Challenge: Write out the material exactly, with the pictures left out.

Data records

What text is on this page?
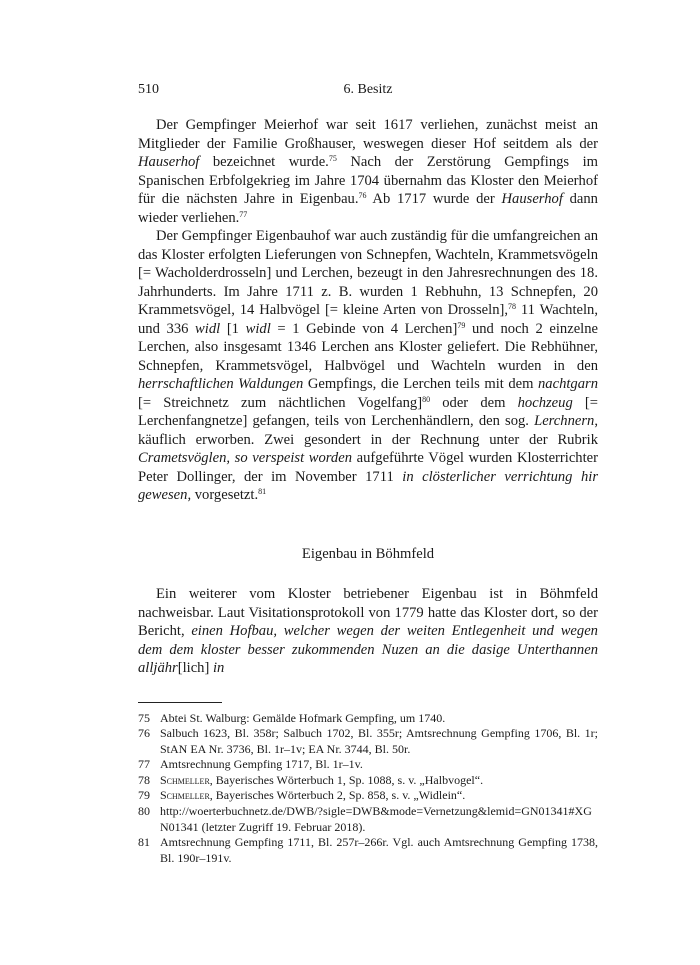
510	6. Besitz

Der Gempfinger Meierhof war seit 1617 verliehen, zunächst meist an Mitglieder der Familie Großhauser, weswegen dieser Hof seitdem als der Hauserhof bezeichnet wurde.$^{75}$ Nach der Zerstörung Gempfings im Spanischen Erbfolgekrieg im Jahre 1704 übernahm das Kloster den Meierhof für die nächsten Jahre in Eigenbau.$^{76}$ Ab 1717 wurde der Hauserhof dann wieder verliehen.$^{77}$

Der Gempfinger Eigenbauhof war auch zuständig für die umfangreichen an das Kloster erfolgten Lieferungen von Schnepfen, Wachteln, Krammetsvögeln [= Wacholderdrosseln] und Lerchen, bezeugt in den Jahresrechnungen des 18. Jahrhunderts. Im Jahre 1711 z. B. wurden 1 Rebhuhn, 13 Schnepfen, 20 Krammetsvögel, 14 Halbvögel [= kleine Arten von Drosseln],$^{78}$ 11 Wachteln, und 336 widl [1 widl = 1 Gebinde von 4 Lerchen]$^{79}$ und noch 2 einzelne Lerchen, also insgesamt 1346 Lerchen ans Kloster geliefert. Die Rebhühner, Schnepfen, Krammetsvögel, Halbvögel und Wachteln wurden in den herrschaftlichen Waldungen Gempfings, die Lerchen teils mit dem nachtgarn [= Streichnetz zum nächtlichen Vogelfang]$^{80}$ oder dem hochzeug [= Lerchenfangnetze] gefangen, teils von Lerchenhändlern, den sog. Lerchnern, käuflich erworben. Zwei gesondert in der Rechnung unter der Rubrik Crametsvöglen, so verspeist worden aufgeführte Vögel wurden Klosterrichter Peter Dollinger, der im November 1711 in clösterlicher verrichtung hir gewesen, vorgesetzt.$^{81}$

Eigenbau in Böhmfeld

Ein weiterer vom Kloster betriebener Eigenbau ist in Böhmfeld nachweisbar. Laut Visitationsprotokoll von 1779 hatte das Kloster dort, so der Bericht, einen Hofbau, welcher wegen der weiten Entlegenheit und wegen dem dem kloster besser zukommenden Nuzen an die dasige Unterthannen alljähr[lich] in

75 Abtei St. Walburg: Gemälde Hofmark Gempfing, um 1740.
76 Salbuch 1623, Bl. 358r; Salbuch 1702, Bl. 355r; Amtsrechnung Gempfing 1706, Bl. 1r; StAN EA Nr. 3736, Bl. 1r–1v; EA Nr. 3744, Bl. 50r.
77 Amtsrechnung Gempfing 1717, Bl. 1r–1v.
78 Schmeller, Bayerisches Wörterbuch 1, Sp. 1088, s. v. „Halbvogel“.
79 Schmeller, Bayerisches Wörterbuch 2, Sp. 858, s. v. „Widlein“.
80 http://woerterbuchnetz.de/DWB/?sigle=DWB&mode=Vernetzung&lemid=GN01341#XGN01341 (letzter Zugriff 19. Februar 2018).
81 Amtsrechnung Gempfing 1711, Bl. 257r–266r. Vgl. auch Amtsrechnung Gempfing 1738, Bl. 190r–191v.
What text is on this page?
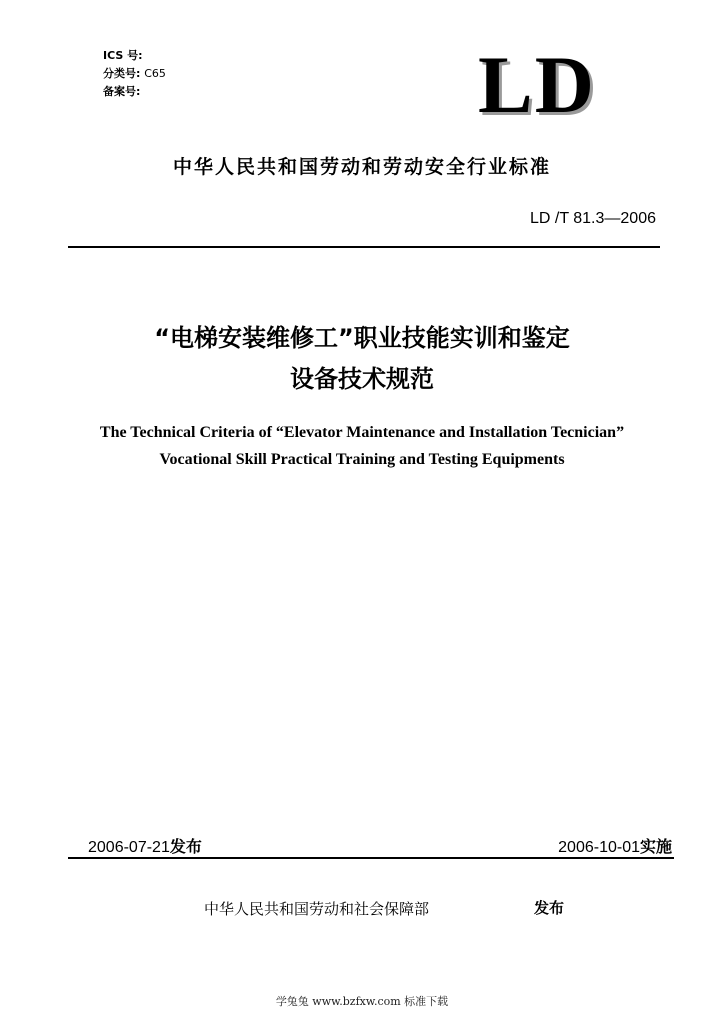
ICS 号:
分类号: C65
备案号:	LD
中华人民共和国劳动和劳动安全行业标准
LD /T 81.3—2006
“电梯安装维修工”职业技能实训和鉴定
设备技术规范
The Technical Criteria of “Elevator Maintenance and Installation Tecnician”
Vocational Skill Practical Training and Testing Equipments
2006-07-21发布	2006-10-01实施
中华人民共和国劳动和社会保障部	发布
学兔兔 www.bzfxw.com 标准下载
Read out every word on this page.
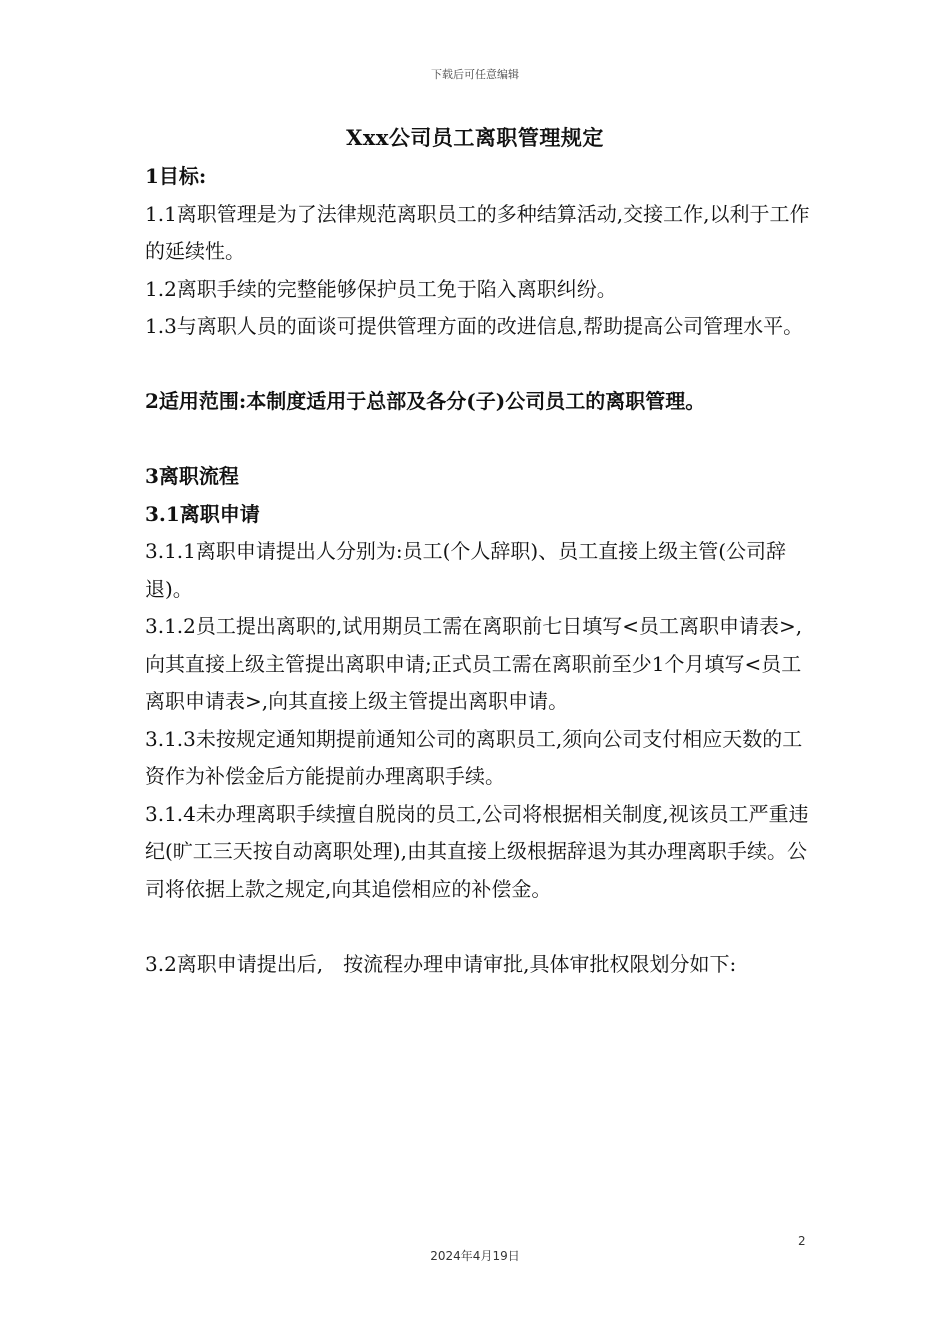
下载后可任意编辑
Xxx公司员工离职管理规定

1目标:

1.1离职管理是为了法律规范离职员工的多种结算活动,交接工作,以利于工作的延续性。

1.2离职手续的完整能够保护员工免于陷入离职纠纷。

1.3与离职人员的面谈可提供管理方面的改进信息,帮助提高公司管理水平。

2适用范围:本制度适用于总部及各分(子)公司员工的离职管理。

3离职流程

3.1离职申请

3.1.1离职申请提出人分别为:员工(个人辞职)、员工直接上级主管(公司辞退)。

3.1.2员工提出离职的,试用期员工需在离职前七日填写<员工离职申请表>,向其直接上级主管提出离职申请;正式员工需在离职前至少1个月填写<员工离职申请表>,向其直接上级主管提出离职申请。

3.1.3未按规定通知期提前通知公司的离职员工,须向公司支付相应天数的工资作为补偿金后方能提前办理离职手续。

3.1.4未办理离职手续擅自脱岗的员工,公司将根据相关制度,视该员工严重违纪(旷工三天按自动离职处理),由其直接上级根据辞退为其办理离职手续。公司将依据上款之规定,向其追偿相应的补偿金。

3.2离职申请提出后,　按流程办理申请审批,具体审批权限划分如下:

2
2024年4月19日
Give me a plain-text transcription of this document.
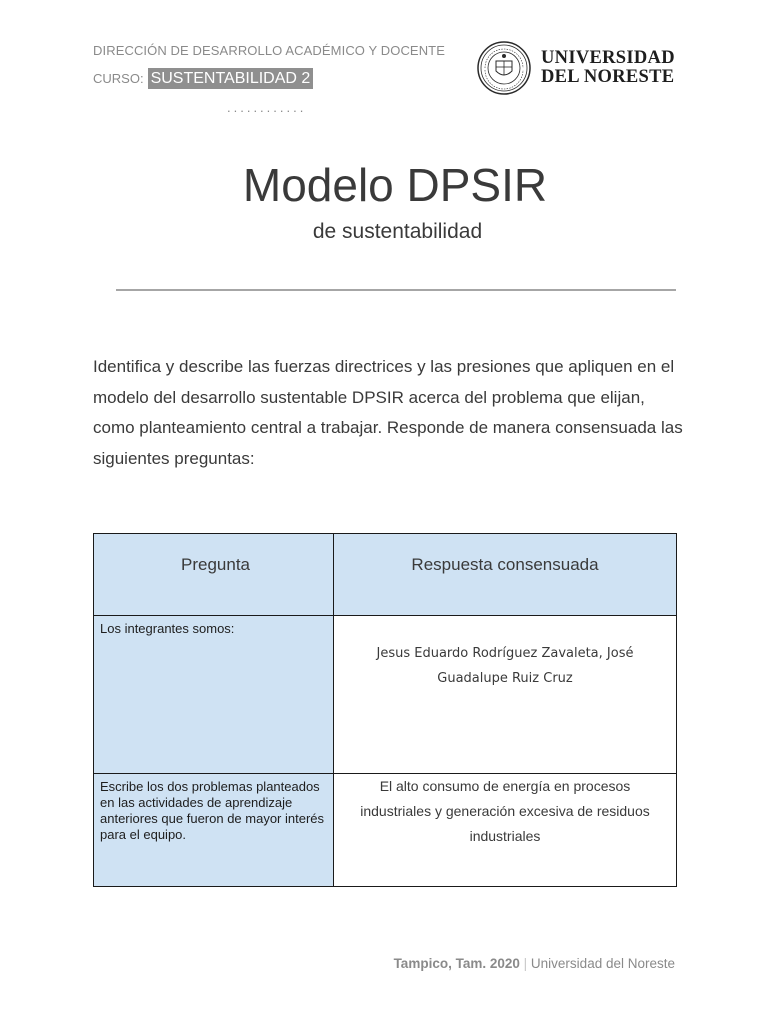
DIRECCIÓN DE DESARROLLO ACADÉMICO Y DOCENTE
CURSO: SUSTENTABILIDAD 2
............
UNIVERSIDAD
DEL NORESTE
Modelo DPSIR
de sustentabilidad

Identifica y describe las fuerzas directrices y las presiones que apliquen en el modelo del desarrollo sustentable DPSIR acerca del problema que elijan, como planteamiento central a trabajar. Responde de manera consensuada las siguientes preguntas:

Pregunta	Respuesta consensuada
Los integrantes somos:	Jesus Eduardo Rodríguez Zavaleta, José Guadalupe Ruiz Cruz
Escribe los dos problemas planteados en las actividades de aprendizaje anteriores que fueron de mayor interés para el equipo.	El alto consumo de energía en procesos industriales y generación excesiva de residuos industriales
Tampico, Tam. 2020 | Universidad del Noreste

Solution to the exercise:
What text is on this page?
510	6. Besitz

Der Gempfinger Meierhof war seit 1617 verliehen, zunächst meist an Mitglieder der Familie Großhauser, weswegen dieser Hof seitdem als der Hauserhof bezeichnet wurde.$^{75}$ Nach der Zerstörung Gempfings im Spanischen Erbfolgekrieg im Jahre 1704 übernahm das Kloster den Meierhof für die nächsten Jahre in Eigenbau.$^{76}$ Ab 1717 wurde der Hauserhof dann wieder verliehen.$^{77}$

Der Gempfinger Eigenbauhof war auch zuständig für die umfangreichen an das Kloster erfolgten Lieferungen von Schnepfen, Wachteln, Krammetsvögeln [= Wacholderdrosseln] und Lerchen, bezeugt in den Jahresrechnungen des 18. Jahrhunderts. Im Jahre 1711 z. B. wurden 1 Rebhuhn, 13 Schnepfen, 20 Krammetsvögel, 14 Halbvögel [= kleine Arten von Drosseln],$^{78}$ 11 Wachteln, und 336 widl [1 widl = 1 Gebinde von 4 Lerchen]$^{79}$ und noch 2 einzelne Lerchen, also insgesamt 1346 Lerchen ans Kloster geliefert. Die Rebhühner, Schnepfen, Krammetsvögel, Halbvögel und Wachteln wurden in den herrschaftlichen Waldungen Gempfings, die Lerchen teils mit dem nachtgarn [= Streichnetz zum nächtlichen Vogelfang]$^{80}$ oder dem hochzeug [= Lerchenfangnetze] gefangen, teils von Lerchenhändlern, den sog. Lerchnern, käuflich erworben. Zwei gesondert in der Rechnung unter der Rubrik Crametsvöglen, so verspeist worden aufgeführte Vögel wurden Klosterrichter Peter Dollinger, der im November 1711 in clösterlicher verrichtung hir gewesen, vorgesetzt.$^{81}$

Eigenbau in Böhmfeld

Ein weiterer vom Kloster betriebener Eigenbau ist in Böhmfeld nachweisbar. Laut Visitationsprotokoll von 1779 hatte das Kloster dort, so der Bericht, einen Hofbau, welcher wegen der weiten Entlegenheit und wegen dem dem kloster besser zukommenden Nuzen an die dasige Unterthannen alljähr[lich] in

75 Abtei St. Walburg: Gemälde Hofmark Gempfing, um 1740.
76 Salbuch 1623, Bl. 358r; Salbuch 1702, Bl. 355r; Amtsrechnung Gempfing 1706, Bl. 1r; StAN EA Nr. 3736, Bl. 1r–1v; EA Nr. 3744, Bl. 50r.
77 Amtsrechnung Gempfing 1717, Bl. 1r–1v.
78 Schmeller, Bayerisches Wörterbuch 1, Sp. 1088, s. v. „Halbvogel“.
79 Schmeller, Bayerisches Wörterbuch 2, Sp. 858, s. v. „Widlein“.
80 http://woerterbuchnetz.de/DWB/?sigle=DWB&mode=Vernetzung&lemid=GN01341#XGN01341 (letzter Zugriff 19. Februar 2018).
81 Amtsrechnung Gempfing 1711, Bl. 257r–266r. Vgl. auch Amtsrechnung Gempfing 1738, Bl. 190r–191v.
What text is on this page?
ICS 号:
分类号: C65
备案号:	LD
中华人民共和国劳动和劳动安全行业标准
LD /T 81.3—2006
“电梯安装维修工”职业技能实训和鉴定
设备技术规范
The Technical Criteria of “Elevator Maintenance and Installation Tecnician”
Vocational Skill Practical Training and Testing Equipments
2006-07-21发布	2006-10-01实施
中华人民共和国劳动和社会保障部	发布
学兔兔 www.bzfxw.com 标准下载
Read out every word on this page.
下载后可任意编辑
Xxx公司员工离职管理规定

1目标:

1.1离职管理是为了法律规范离职员工的多种结算活动,交接工作,以利于工作的延续性。

1.2离职手续的完整能够保护员工免于陷入离职纠纷。

1.3与离职人员的面谈可提供管理方面的改进信息,帮助提高公司管理水平。

2适用范围:本制度适用于总部及各分(子)公司员工的离职管理。

3离职流程

3.1离职申请

3.1.1离职申请提出人分别为:员工(个人辞职)、员工直接上级主管(公司辞退)。

3.1.2员工提出离职的,试用期员工需在离职前七日填写<员工离职申请表>,向其直接上级主管提出离职申请;正式员工需在离职前至少1个月填写<员工离职申请表>,向其直接上级主管提出离职申请。

3.1.3未按规定通知期提前通知公司的离职员工,须向公司支付相应天数的工资作为补偿金后方能提前办理离职手续。

3.1.4未办理离职手续擅自脱岗的员工,公司将根据相关制度,视该员工严重违纪(旷工三天按自动离职处理),由其直接上级根据辞退为其办理离职手续。公司将依据上款之规定,向其追偿相应的补偿金。

3.2离职申请提出后,　按流程办理申请审批,具体审批权限划分如下:

2
2024年4月19日
Give me a plain-text transcription of this document.
DIRECCIÓN DE DESARROLLO ACADÉMICO Y DOCENTE
CURSO: SUSTENTABILIDAD 2
............
UNIVERSIDAD
DEL NORESTE
Modelo DPSIR
de sustentabilidad

Identifica y describe las fuerzas directrices y las presiones que apliquen en el modelo del desarrollo sustentable DPSIR acerca del problema que elijan, como planteamiento central a trabajar. Responde de manera consensuada las siguientes preguntas:

Pregunta	Respuesta consensuada
Los integrantes somos:	Jesus Eduardo Rodríguez Zavaleta, José Guadalupe Ruiz Cruz
Escribe los dos problemas planteados en las actividades de aprendizaje anteriores que fueron de mayor interés para el equipo.	El alto consumo de energía en procesos industriales y generación excesiva de residuos industriales
Tampico, Tam. 2020 | Universidad del Noreste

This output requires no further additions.